Gather every line below where "hoạt" appears.
** BEGIN EXERCISE MATERIALS **
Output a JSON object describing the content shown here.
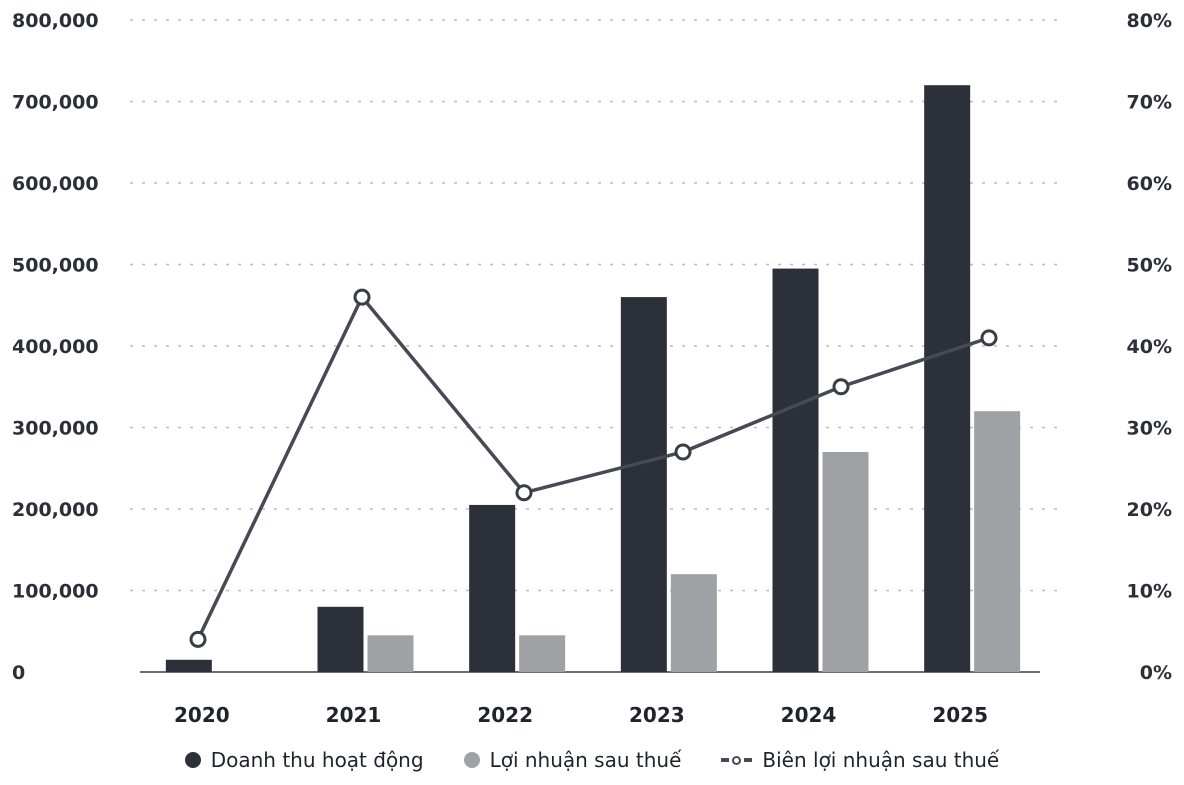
{
  "chart_data": {
    "type": "bar",
    "categories": [
      "2020",
      "2021",
      "2022",
      "2023",
      "2024",
      "2025"
    ],
    "series": [
      {
        "name": "Doanh thu hoạt động",
        "kind": "bar",
        "axis": "left",
        "color": "#2b303b",
        "values": [
          15000,
          80000,
          205000,
          460000,
          495000,
          720000
        ]
      },
      {
        "name": "Lợi nhuận sau thuế",
        "kind": "bar",
        "axis": "left",
        "color": "#9fa1a5",
        "values": [
          0,
          45000,
          45000,
          120000,
          270000,
          320000
        ]
      },
      {
        "name": "Biên lợi nhuận sau thuế",
        "kind": "line",
        "axis": "right",
        "color": "#454a55",
        "values": [
          4,
          46,
          22,
          27,
          35,
          41
        ]
      }
    ],
    "y_left": {
      "lim": [
        0,
        800000
      ],
      "ticks": [
        "0",
        "100,000",
        "200,000",
        "300,000",
        "400,000",
        "500,000",
        "600,000",
        "700,000",
        "800,000"
      ]
    },
    "y_right": {
      "lim": [
        0,
        80
      ],
      "ticks": [
        "0%",
        "10%",
        "20%",
        "30%",
        "40%",
        "50%",
        "60%",
        "70%",
        "80%"
      ]
    },
    "grid": true,
    "legend_position": "bottom"
  },
  "legend": {
    "items": [
      "Doanh thu hoạt động",
      "Lợi nhuận sau thuế",
      "Biên lợi nhuận sau thuế"
    ]
  }
}
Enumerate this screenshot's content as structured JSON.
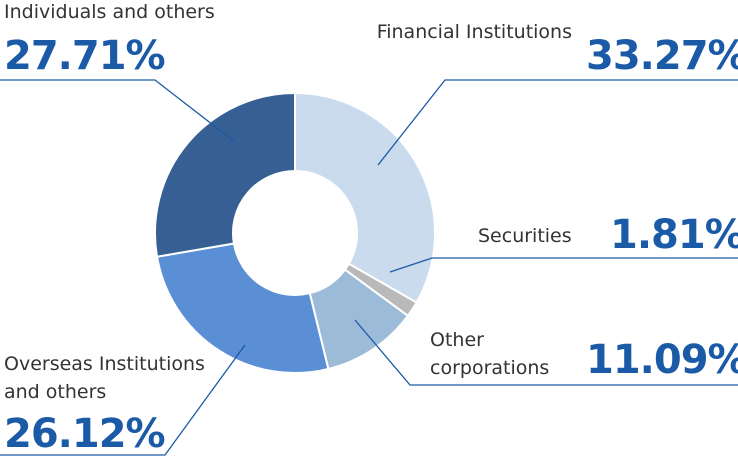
{
  "chart_data": {
    "type": "donut",
    "categories": [
      "Financial Institutions",
      "Securities",
      "Other corporations",
      "Overseas Institutions and others",
      "Individuals and others"
    ],
    "values": [
      33.27,
      1.81,
      11.09,
      26.12,
      27.71
    ],
    "value_labels": [
      "33.27%",
      "1.81%",
      "11.09%",
      "26.12%",
      "27.71%"
    ],
    "colors": [
      "#c9dbec",
      "#b9b9b9",
      "#9cbbd9",
      "#5a8fd6",
      "#365f93"
    ]
  }
}
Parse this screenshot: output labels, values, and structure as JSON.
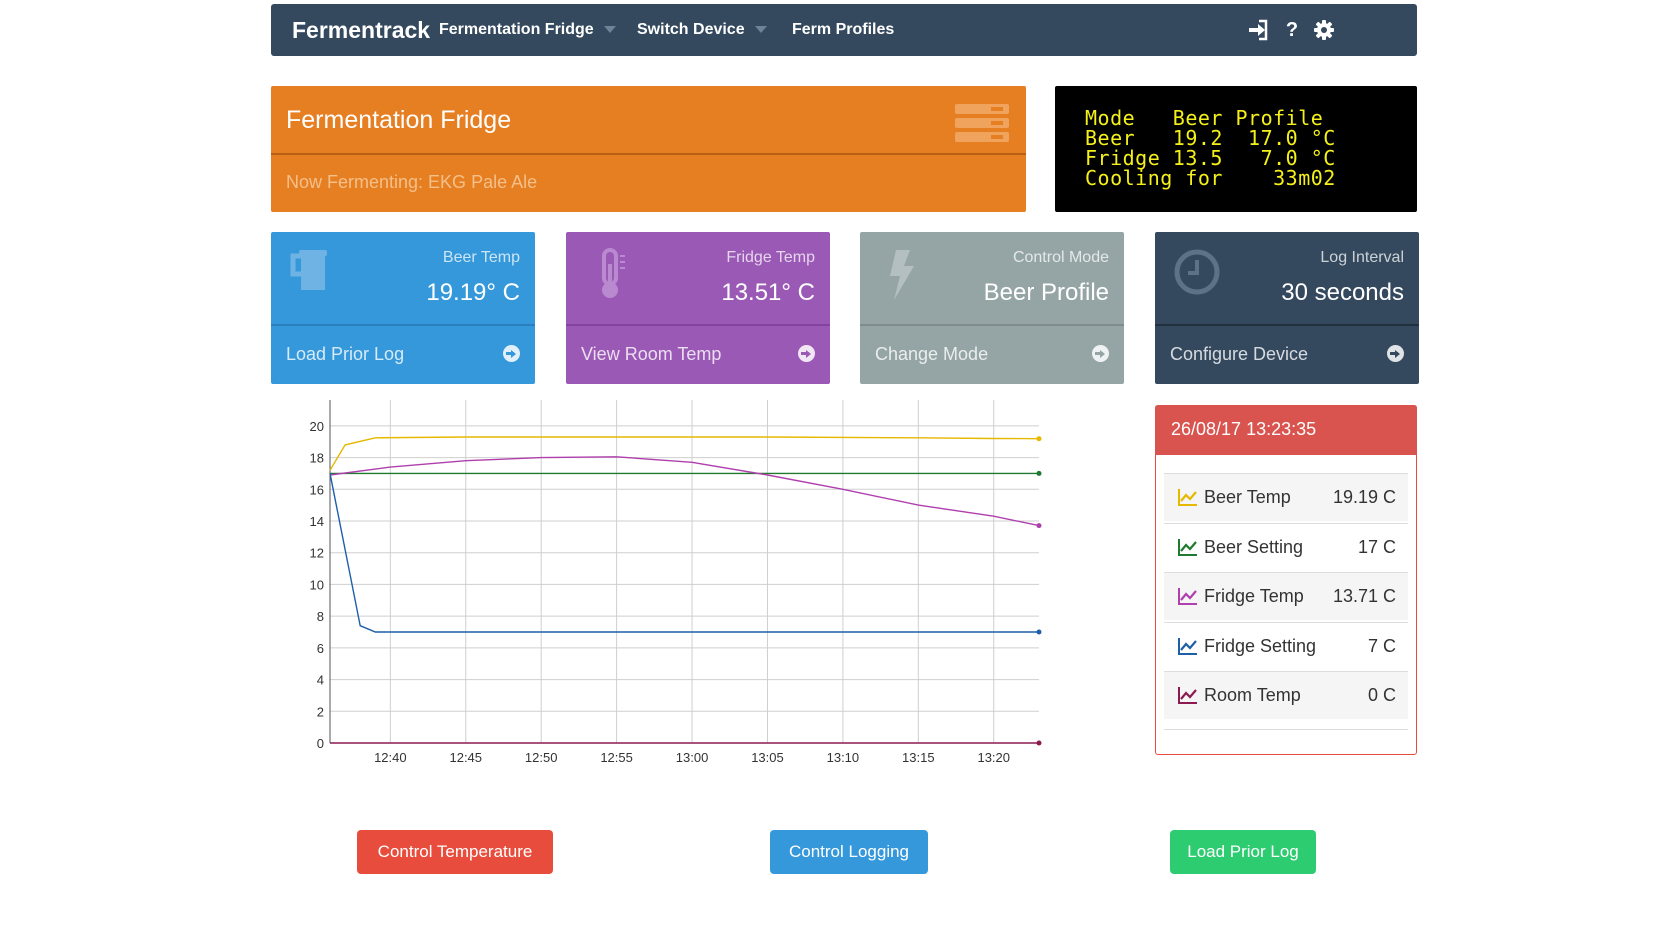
{
  "navbar": {
    "brand": "Fermentrack",
    "items": [
      {
        "label": "Fermentation Fridge",
        "dropdown": true
      },
      {
        "label": "Switch Device",
        "dropdown": true
      },
      {
        "label": "Ferm Profiles",
        "dropdown": false
      }
    ],
    "icons": [
      "sign-in-icon",
      "help-icon",
      "gear-icon"
    ]
  },
  "device": {
    "title": "Fermentation Fridge",
    "subtitle": "Now Fermenting: EKG Pale Ale"
  },
  "lcd": {
    "lines": [
      "Mode   Beer Profile",
      "Beer   19.2  17.0 °C",
      "Fridge 13.5   7.0 °C",
      "Cooling for    33m02"
    ]
  },
  "cards": [
    {
      "label": "Beer Temp",
      "value": "19.19° C",
      "link": "Load Prior Log",
      "icon": "beer-mug-icon",
      "color": "#3498db"
    },
    {
      "label": "Fridge Temp",
      "value": "13.51° C",
      "link": "View Room Temp",
      "icon": "thermometer-icon",
      "color": "#9b59b6"
    },
    {
      "label": "Control Mode",
      "value": "Beer Profile",
      "link": "Change Mode",
      "icon": "bolt-icon",
      "color": "#95a5a6"
    },
    {
      "label": "Log Interval",
      "value": "30 seconds",
      "link": "Configure Device",
      "icon": "clock-icon",
      "color": "#34495e"
    }
  ],
  "legend": {
    "timestamp": "26/08/17 13:23:35",
    "rows": [
      {
        "name": "Beer Temp",
        "value": "19.19 C",
        "color": "#e6b800"
      },
      {
        "name": "Beer Setting",
        "value": "17 C",
        "color": "#1e7a2e"
      },
      {
        "name": "Fridge Temp",
        "value": "13.71 C",
        "color": "#b03fae"
      },
      {
        "name": "Fridge Setting",
        "value": "7 C",
        "color": "#1f5fa8"
      },
      {
        "name": "Room Temp",
        "value": "0 C",
        "color": "#8b1a50"
      }
    ]
  },
  "buttons": [
    {
      "label": "Control Temperature",
      "color": "#e74c3c"
    },
    {
      "label": "Control Logging",
      "color": "#3498db"
    },
    {
      "label": "Load Prior Log",
      "color": "#2ecc71"
    }
  ],
  "chart_data": {
    "type": "line",
    "title": "",
    "xlabel": "",
    "ylabel": "",
    "x_ticks": [
      "12:40",
      "12:45",
      "12:50",
      "12:55",
      "13:00",
      "13:05",
      "13:10",
      "13:15",
      "13:20"
    ],
    "y_ticks": [
      0,
      2,
      4,
      6,
      8,
      10,
      12,
      14,
      16,
      18,
      20
    ],
    "xlim": [
      "12:36",
      "13:23"
    ],
    "ylim": [
      0,
      21
    ],
    "grid": true,
    "series": [
      {
        "name": "Beer Temp",
        "color": "#e6b800",
        "x": [
          "12:36",
          "12:37",
          "12:39",
          "12:45",
          "12:55",
          "13:05",
          "13:15",
          "13:20",
          "13:23"
        ],
        "y": [
          17.2,
          18.8,
          19.25,
          19.3,
          19.3,
          19.3,
          19.25,
          19.2,
          19.19
        ]
      },
      {
        "name": "Beer Setting",
        "color": "#1e7a2e",
        "x": [
          "12:36",
          "13:23"
        ],
        "y": [
          17.0,
          17.0
        ]
      },
      {
        "name": "Fridge Temp",
        "color": "#b03fae",
        "x": [
          "12:36",
          "12:40",
          "12:45",
          "12:50",
          "12:55",
          "13:00",
          "13:05",
          "13:10",
          "13:15",
          "13:20",
          "13:23"
        ],
        "y": [
          16.9,
          17.4,
          17.8,
          18.0,
          18.05,
          17.7,
          16.9,
          16.0,
          15.0,
          14.3,
          13.71
        ]
      },
      {
        "name": "Fridge Setting",
        "color": "#1f5fa8",
        "x": [
          "12:36",
          "12:38",
          "12:39",
          "13:23"
        ],
        "y": [
          17.0,
          7.4,
          7.0,
          7.0
        ]
      },
      {
        "name": "Room Temp",
        "color": "#8b1a50",
        "x": [
          "12:36",
          "13:23"
        ],
        "y": [
          0,
          0
        ]
      }
    ]
  }
}
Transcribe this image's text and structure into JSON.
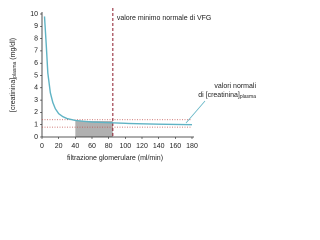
{
  "chart_data": {
    "type": "line",
    "xlabel": "filtrazione glomerulare (ml/min)",
    "ylabel": {
      "main": "[creatinina]",
      "sub": "plasma",
      "unit": "(mg/dl)"
    },
    "x": [
      3,
      5,
      7,
      10,
      13,
      16,
      20,
      25,
      30,
      40,
      50,
      60,
      80,
      100,
      120,
      140,
      160,
      180
    ],
    "series": [
      {
        "color": "#5fb3c4",
        "values": [
          9.8,
          7.6,
          5.2,
          3.6,
          2.8,
          2.3,
          1.9,
          1.65,
          1.5,
          1.35,
          1.28,
          1.22,
          1.16,
          1.11,
          1.07,
          1.04,
          1.02,
          1.0
        ]
      }
    ],
    "xlim": [
      0,
      180
    ],
    "ylim": [
      0,
      10
    ],
    "xticks": [
      0,
      20,
      40,
      60,
      80,
      100,
      120,
      140,
      160,
      180
    ],
    "yticks": [
      0,
      1,
      2,
      3,
      4,
      5,
      6,
      7,
      8,
      9,
      10
    ],
    "vline": {
      "value": 85,
      "color": "#8b1a2b",
      "label": "valore minimo normale di VFG"
    },
    "hlines": {
      "values": [
        1.4,
        0.8
      ],
      "color": "#c0504d"
    },
    "shade": {
      "x": [
        40,
        85
      ],
      "y": 1.3,
      "color": "#b0b0b0"
    },
    "annotation": {
      "lines": [
        "valori normali",
        "di [creatinina]"
      ],
      "sub": "plasma"
    }
  }
}
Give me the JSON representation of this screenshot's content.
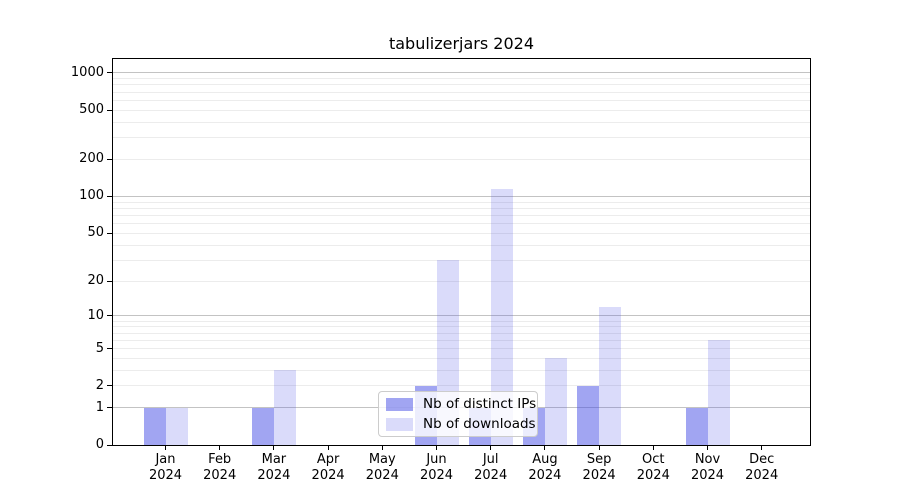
{
  "title": "tabulizerjars 2024",
  "chart_data": {
    "type": "bar",
    "title": "tabulizerjars 2024",
    "year": "2024",
    "months": [
      "Jan",
      "Feb",
      "Mar",
      "Apr",
      "May",
      "Jun",
      "Jul",
      "Aug",
      "Sep",
      "Oct",
      "Nov",
      "Dec"
    ],
    "series": [
      {
        "name": "Nb of distinct IPs",
        "color": "rgba(68,76,230,0.5)",
        "values": [
          1,
          0,
          1,
          0,
          0,
          2,
          1,
          1,
          2,
          0,
          1,
          0
        ]
      },
      {
        "name": "Nb of downloads",
        "color": "rgba(68,76,230,0.2)",
        "values": [
          1,
          0,
          3,
          0,
          0,
          30,
          115,
          4,
          12,
          0,
          6,
          0
        ]
      }
    ],
    "y_axis": {
      "scale": "log1p",
      "tick_values": [
        0,
        1,
        2,
        5,
        10,
        20,
        50,
        100,
        200,
        500,
        1000
      ],
      "major_gridlines": [
        1,
        10,
        100,
        1000
      ],
      "minor_gridlines": [
        2,
        3,
        4,
        5,
        6,
        7,
        8,
        9,
        20,
        30,
        40,
        50,
        60,
        70,
        80,
        90,
        200,
        300,
        400,
        500,
        600,
        700,
        800,
        900
      ],
      "range_top": 1300
    },
    "xlabel": "",
    "ylabel": "",
    "grid": true,
    "legend_position": "lower center-left",
    "colors": {
      "grid_major": "#c3c3c3",
      "grid_minor": "#ececec",
      "axis": "#000000",
      "background": "#ffffff"
    }
  }
}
** END EXERCISE MATERIALS **
= WRITTEN ANSWER =
        "name": "Doanh thu hoạt động",
      "Doanh thu hoạt động",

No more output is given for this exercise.